● **Exercise directions**: Extract the records in full, leaving every picture out.

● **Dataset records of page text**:
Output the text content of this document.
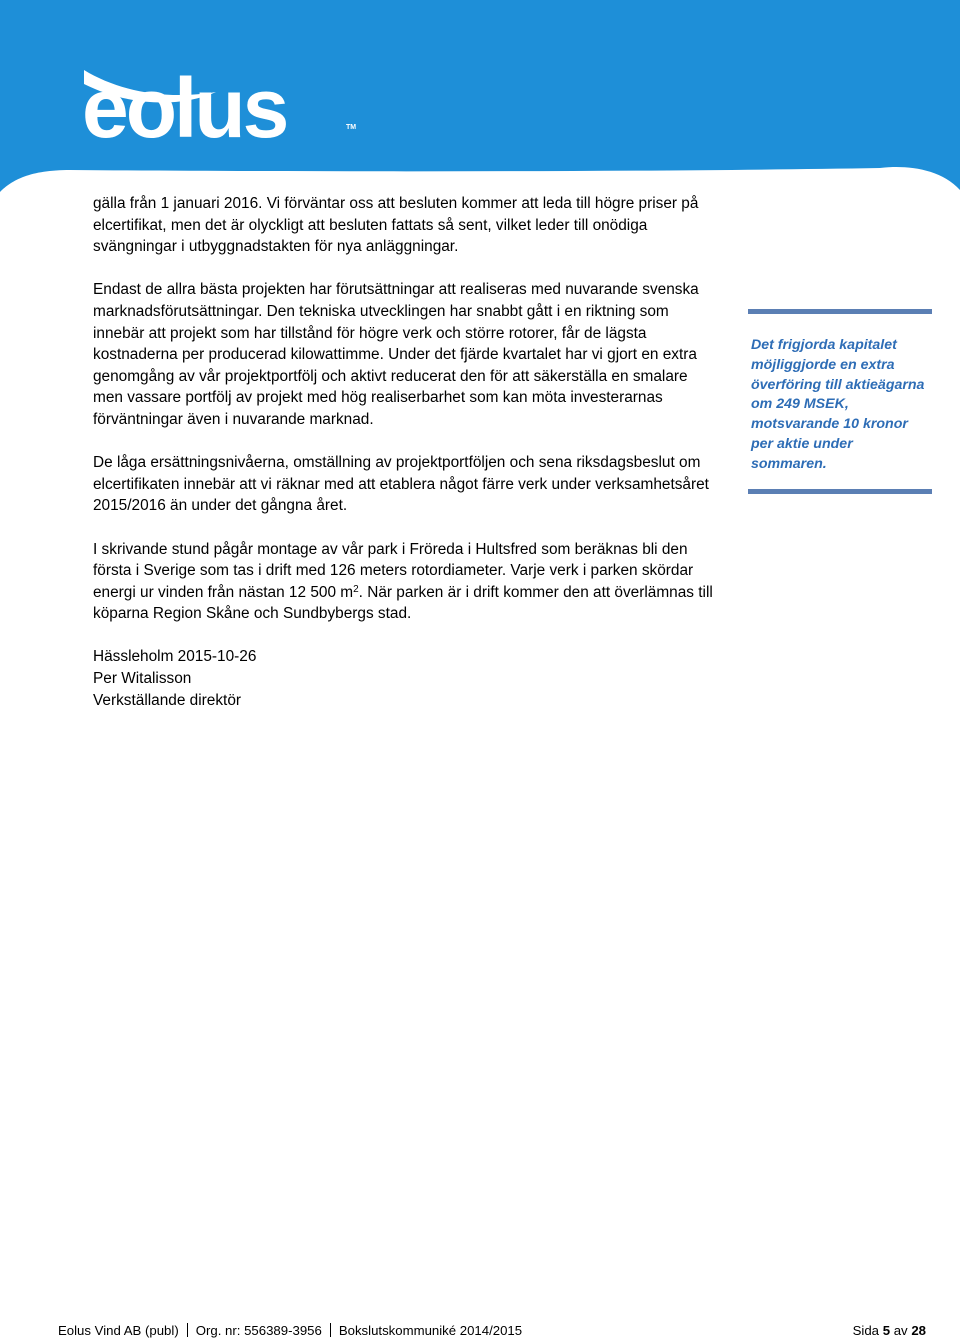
eolus	TM

gälla från 1 januari 2016. Vi förväntar oss att besluten kommer att leda till högre priser på elcertifikat, men det är olyckligt att besluten fattats så sent, vilket leder till onödiga svängningar i utbyggnadstakten för nya anläggningar.

Endast de allra bästa projekten har förutsättningar att realiseras med nuvarande svenska marknadsförutsättningar. Den tekniska utvecklingen har snabbt gått i en riktning som innebär att projekt som har tillstånd för högre verk och större rotorer, får de lägsta kostnaderna per producerad kilowattimme. Under det fjärde kvartalet har vi gjort en extra genomgång av vår projektportfölj och aktivt reducerat den för att säkerställa en smalare men vassare portfölj av projekt med hög realiserbarhet som kan möta investerarnas förväntningar även i nuvarande marknad.

De låga ersättningsnivåerna, omställning av projektportföljen och sena riksdagsbeslut om elcertifikaten innebär att vi räknar med att etablera något färre verk under verksamhetsåret 2015/2016 än under det gångna året.

I skrivande stund pågår montage av vår park i Fröreda i Hultsfred som beräknas bli den första i Sverige som tas i drift med 126 meters rotordiameter. Varje verk i parken skördar energi ur vinden från nästan 12 500 $m^2$. När parken är i drift kommer den att överlämnas till köparna Region Skåne och Sundbybergs stad.

Hässleholm 2015-10-26

Per Witalisson

Verkställande direktör

Det frigjorda kapitalet möjliggjorde en extra överföring till aktieägarna om 249 MSEK, motsvarande 10 kronor per aktie under sommaren.
Eolus Vind AB (publ) Org. nr: 556389-3956 Bokslutskommuniké 2014/2015	Sida 5 av 28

● **Answer to this task**:
Output the text content of this document.
eolus	TM

gälla från 1 januari 2016. Vi förväntar oss att besluten kommer att leda till högre priser på elcertifikat, men det är olyckligt att besluten fattats så sent, vilket leder till onödiga svängningar i utbyggnadstakten för nya anläggningar.

Endast de allra bästa projekten har förutsättningar att realiseras med nuvarande svenska marknadsförutsättningar. Den tekniska utvecklingen har snabbt gått i en riktning som innebär att projekt som har tillstånd för högre verk och större rotorer, får de lägsta kostnaderna per producerad kilowattimme. Under det fjärde kvartalet har vi gjort en extra genomgång av vår projektportfölj och aktivt reducerat den för att säkerställa en smalare men vassare portfölj av projekt med hög realiserbarhet som kan möta investerarnas förväntningar även i nuvarande marknad.

De låga ersättningsnivåerna, omställning av projektportföljen och sena riksdagsbeslut om elcertifikaten innebär att vi räknar med att etablera något färre verk under verksamhetsåret 2015/2016 än under det gångna året.

I skrivande stund pågår montage av vår park i Fröreda i Hultsfred som beräknas bli den första i Sverige som tas i drift med 126 meters rotordiameter. Varje verk i parken skördar energi ur vinden från nästan 12 500 $m^2$. När parken är i drift kommer den att överlämnas till köparna Region Skåne och Sundbybergs stad.

Hässleholm 2015-10-26

Per Witalisson

Verkställande direktör

Det frigjorda kapitalet möjliggjorde en extra överföring till aktieägarna om 249 MSEK, motsvarande 10 kronor per aktie under sommaren.
Eolus Vind AB (publ) Org. nr: 556389-3956 Bokslutskommuniké 2014/2015	Sida 5 av 28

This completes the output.